JOB: Copy out exactly the lines from the line containing "OCR this image." to the end of the listing.

::: SUPPLIED RECORDS

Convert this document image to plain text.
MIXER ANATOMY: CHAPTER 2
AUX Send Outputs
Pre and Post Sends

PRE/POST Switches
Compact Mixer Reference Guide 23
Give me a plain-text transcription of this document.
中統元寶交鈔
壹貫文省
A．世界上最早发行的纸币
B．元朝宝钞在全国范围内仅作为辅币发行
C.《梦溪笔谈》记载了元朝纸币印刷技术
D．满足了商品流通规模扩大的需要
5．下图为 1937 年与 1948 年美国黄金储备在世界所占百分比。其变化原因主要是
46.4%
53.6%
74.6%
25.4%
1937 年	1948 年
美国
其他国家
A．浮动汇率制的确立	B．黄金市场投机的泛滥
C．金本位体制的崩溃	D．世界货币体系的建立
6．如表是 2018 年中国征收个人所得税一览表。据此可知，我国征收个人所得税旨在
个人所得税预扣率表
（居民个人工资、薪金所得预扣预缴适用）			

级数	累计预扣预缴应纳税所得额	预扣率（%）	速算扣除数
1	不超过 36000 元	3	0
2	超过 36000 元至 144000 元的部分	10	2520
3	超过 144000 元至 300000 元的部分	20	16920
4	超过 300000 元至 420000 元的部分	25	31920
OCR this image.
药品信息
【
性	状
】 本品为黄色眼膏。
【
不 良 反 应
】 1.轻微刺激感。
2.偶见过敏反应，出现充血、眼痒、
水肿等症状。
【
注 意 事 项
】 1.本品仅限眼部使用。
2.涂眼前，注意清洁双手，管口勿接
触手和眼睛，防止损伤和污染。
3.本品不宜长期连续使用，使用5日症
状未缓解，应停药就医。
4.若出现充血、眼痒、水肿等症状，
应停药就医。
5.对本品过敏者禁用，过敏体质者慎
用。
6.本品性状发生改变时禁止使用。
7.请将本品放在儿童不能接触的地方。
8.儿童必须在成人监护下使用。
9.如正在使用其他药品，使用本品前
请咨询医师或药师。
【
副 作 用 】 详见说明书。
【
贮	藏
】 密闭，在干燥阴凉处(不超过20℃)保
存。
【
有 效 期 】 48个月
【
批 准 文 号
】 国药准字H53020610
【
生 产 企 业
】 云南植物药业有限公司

::::::

WRITTEN SOLUTION:
OCR this image.
药品信息
【
性	状
】 本品为黄色眼膏。
【
不 良 反 应
】 1.轻微刺激感。
2.偶见过敏反应，出现充血、眼痒、
水肿等症状。
【
注 意 事 项
】 1.本品仅限眼部使用。
2.涂眼前，注意清洁双手，管口勿接
触手和眼睛，防止损伤和污染。
3.本品不宜长期连续使用，使用5日症
状未缓解，应停药就医。
4.若出现充血、眼痒、水肿等症状，
应停药就医。
5.对本品过敏者禁用，过敏体质者慎
用。
6.本品性状发生改变时禁止使用。
7.请将本品放在儿童不能接触的地方。
8.儿童必须在成人监护下使用。
9.如正在使用其他药品，使用本品前
请咨询医师或药师。
【
副 作 用 】 详见说明书。
【
贮	藏
】 密闭，在干燥阴凉处(不超过20℃)保
存。
【
有 效 期 】 48个月
【
批 准 文 号
】 国药准字H53020610
【
生 产 企 业
】 云南植物药业有限公司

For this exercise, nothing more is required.